• AIM
Set the data down again, exactly as it reads, but without the pictures.

• MATERIAL PROVIDED
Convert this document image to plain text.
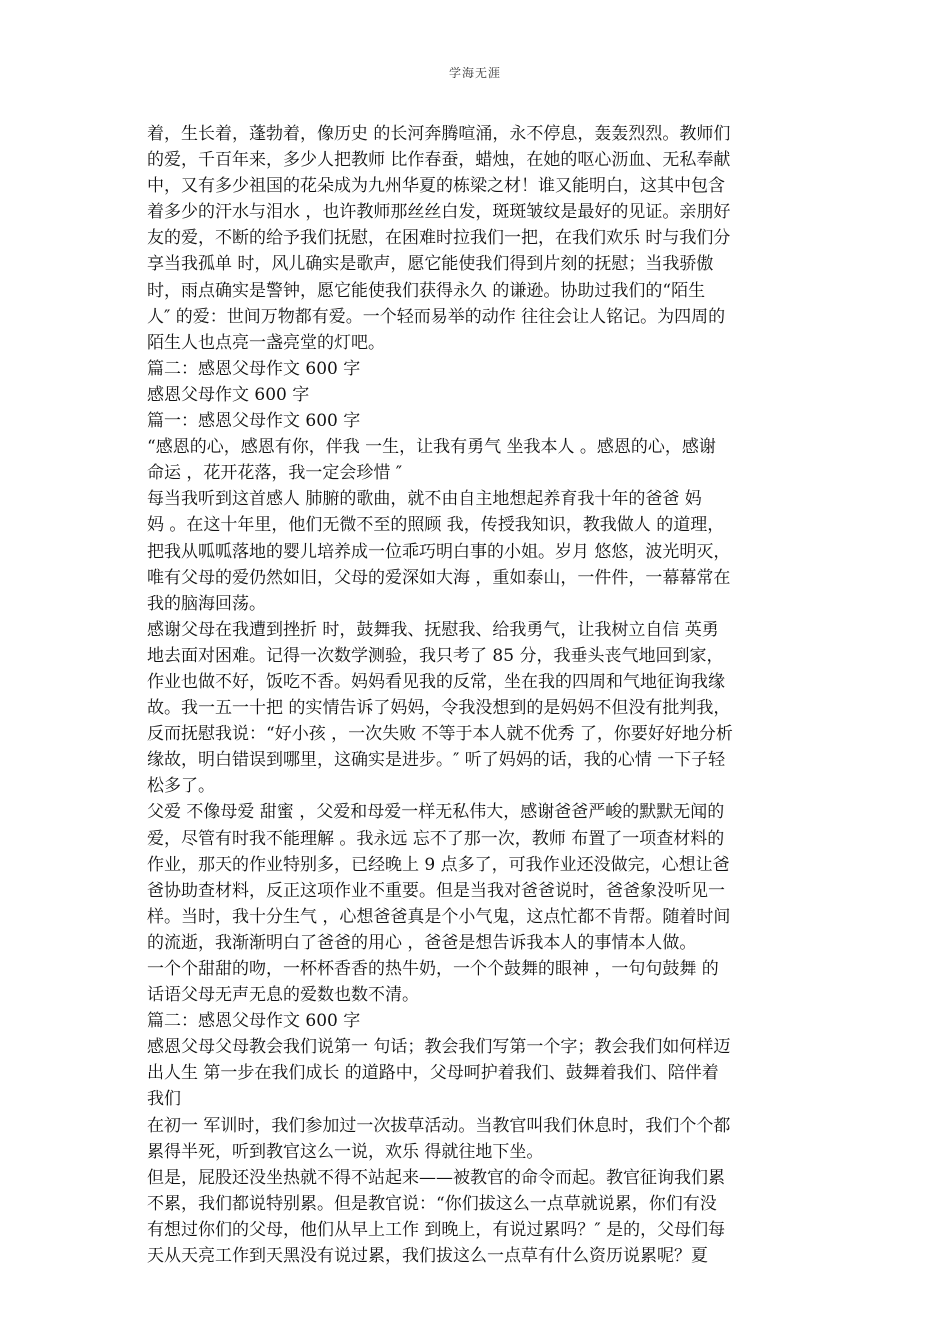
学海无涯
着，生长着，蓬勃着，像历史 的长河奔腾喧涌，永不停息，轰轰烈烈。教师们
的爱，千百年来，多少人把教师 比作春蚕，蜡烛，在她的呕心沥血、无私奉献
中，又有多少祖国的花朵成为九州华夏的栋梁之材！谁又能明白，这其中包含
着多少的汗水与泪水 ，也许教师那丝丝白发，斑斑皱纹是最好的见证。亲朋好
友的爱，不断的给予我们抚慰，在困难时拉我们一把，在我们欢乐 时与我们分
享当我孤单 时，风儿确实是歌声，愿它能使我们得到片刻的抚慰；当我骄傲
时，雨点确实是警钟，愿它能使我们获得永久 的谦逊。协助过我们的“陌生
人″ 的爱：世间万物都有爱。一个轻而易举的动作 往往会让人铭记。为四周的
陌生人也点亮一盏亮堂的灯吧。
篇二：感恩父母作文 600 字
感恩父母作文 600 字
篇一：感恩父母作文 600 字
“感恩的心，感恩有你，伴我 一生，让我有勇气 坐我本人 。感恩的心，感谢
命运 ，花开花落，我一定会珍惜 ″
每当我听到这首感人 肺腑的歌曲，就不由自主地想起养育我十年的爸爸 妈
妈 。在这十年里，他们无微不至的照顾 我，传授我知识，教我做人 的道理，
把我从呱呱落地的婴儿培养成一位乖巧明白事的小姐。岁月 悠悠，波光明灭，
唯有父母的爱仍然如旧，父母的爱深如大海 ，重如泰山，一件件，一幕幕常在
我的脑海回荡。
感谢父母在我遭到挫折 时，鼓舞我、抚慰我、给我勇气，让我树立自信 英勇
地去面对困难。记得一次数学测验，我只考了 85 分，我垂头丧气地回到家，
作业也做不好，饭吃不香。妈妈看见我的反常，坐在我的四周和气地征询我缘
故。我一五一十把 的实情告诉了妈妈，令我没想到的是妈妈不但没有批判我，
反而抚慰我说：“好小孩 ，一次失败 不等于本人就不优秀 了，你要好好地分析
缘故，明白错误到哪里，这确实是进步。″ 听了妈妈的话，我的心情 一下子轻
松多了。
父爱 不像母爱 甜蜜 ，父爱和母爱一样无私伟大，感谢爸爸严峻的默默无闻的
爱，尽管有时我不能理解 。我永远 忘不了那一次，教师 布置了一项查材料的
作业，那天的作业特别多，已经晚上 9 点多了，可我作业还没做完，心想让爸
爸协助查材料，反正这项作业不重要。但是当我对爸爸说时，爸爸象没听见一
样。当时，我十分生气 ，心想爸爸真是个小气鬼，这点忙都不肯帮。随着时间
的流逝，我渐渐明白了爸爸的用心 ，爸爸是想告诉我本人的事情本人做。
一个个甜甜的吻，一杯杯香香的热牛奶，一个个鼓舞的眼神 ，一句句鼓舞 的
话语父母无声无息的爱数也数不清。
篇二：感恩父母作文 600 字
感恩父母父母教会我们说第一 句话；教会我们写第一个字；教会我们如何样迈
出人生 第一步在我们成长 的道路中，父母呵护着我们、鼓舞着我们、陪伴着
我们
在初一 军训时，我们参加过一次拔草活动。当教官叫我们休息时，我们个个都
累得半死，听到教官这么一说，欢乐 得就往地下坐。
但是，屁股还没坐热就不得不站起来——被教官的命令而起。教官征询我们累
不累，我们都说特别累。但是教官说：“你们拔这么一点草就说累，你们有没
有想过你们的父母，他们从早上工作 到晚上，有说过累吗？″ 是的，父母们每
天从天亮工作到天黑没有说过累，我们拔这么一点草有什么资历说累呢？夏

• SOLUTION FOR THIS PROBLEM
Convert this document image to plain text.
学海无涯
着，生长着，蓬勃着，像历史 的长河奔腾喧涌，永不停息，轰轰烈烈。教师们
的爱，千百年来，多少人把教师 比作春蚕，蜡烛，在她的呕心沥血、无私奉献
中，又有多少祖国的花朵成为九州华夏的栋梁之材！谁又能明白，这其中包含
着多少的汗水与泪水 ，也许教师那丝丝白发，斑斑皱纹是最好的见证。亲朋好
友的爱，不断的给予我们抚慰，在困难时拉我们一把，在我们欢乐 时与我们分
享当我孤单 时，风儿确实是歌声，愿它能使我们得到片刻的抚慰；当我骄傲
时，雨点确实是警钟，愿它能使我们获得永久 的谦逊。协助过我们的“陌生
人″ 的爱：世间万物都有爱。一个轻而易举的动作 往往会让人铭记。为四周的
陌生人也点亮一盏亮堂的灯吧。
篇二：感恩父母作文 600 字
感恩父母作文 600 字
篇一：感恩父母作文 600 字
“感恩的心，感恩有你，伴我 一生，让我有勇气 坐我本人 。感恩的心，感谢
命运 ，花开花落，我一定会珍惜 ″
每当我听到这首感人 肺腑的歌曲，就不由自主地想起养育我十年的爸爸 妈
妈 。在这十年里，他们无微不至的照顾 我，传授我知识，教我做人 的道理，
把我从呱呱落地的婴儿培养成一位乖巧明白事的小姐。岁月 悠悠，波光明灭，
唯有父母的爱仍然如旧，父母的爱深如大海 ，重如泰山，一件件，一幕幕常在
我的脑海回荡。
感谢父母在我遭到挫折 时，鼓舞我、抚慰我、给我勇气，让我树立自信 英勇
地去面对困难。记得一次数学测验，我只考了 85 分，我垂头丧气地回到家，
作业也做不好，饭吃不香。妈妈看见我的反常，坐在我的四周和气地征询我缘
故。我一五一十把 的实情告诉了妈妈，令我没想到的是妈妈不但没有批判我，
反而抚慰我说：“好小孩 ，一次失败 不等于本人就不优秀 了，你要好好地分析
缘故，明白错误到哪里，这确实是进步。″ 听了妈妈的话，我的心情 一下子轻
松多了。
父爱 不像母爱 甜蜜 ，父爱和母爱一样无私伟大，感谢爸爸严峻的默默无闻的
爱，尽管有时我不能理解 。我永远 忘不了那一次，教师 布置了一项查材料的
作业，那天的作业特别多，已经晚上 9 点多了，可我作业还没做完，心想让爸
爸协助查材料，反正这项作业不重要。但是当我对爸爸说时，爸爸象没听见一
样。当时，我十分生气 ，心想爸爸真是个小气鬼，这点忙都不肯帮。随着时间
的流逝，我渐渐明白了爸爸的用心 ，爸爸是想告诉我本人的事情本人做。
一个个甜甜的吻，一杯杯香香的热牛奶，一个个鼓舞的眼神 ，一句句鼓舞 的
话语父母无声无息的爱数也数不清。
篇二：感恩父母作文 600 字
感恩父母父母教会我们说第一 句话；教会我们写第一个字；教会我们如何样迈
出人生 第一步在我们成长 的道路中，父母呵护着我们、鼓舞着我们、陪伴着
我们
在初一 军训时，我们参加过一次拔草活动。当教官叫我们休息时，我们个个都
累得半死，听到教官这么一说，欢乐 得就往地下坐。
但是，屁股还没坐热就不得不站起来——被教官的命令而起。教官征询我们累
不累，我们都说特别累。但是教官说：“你们拔这么一点草就说累，你们有没
有想过你们的父母，他们从早上工作 到晚上，有说过累吗？″ 是的，父母们每
天从天亮工作到天黑没有说过累，我们拔这么一点草有什么资历说累呢？夏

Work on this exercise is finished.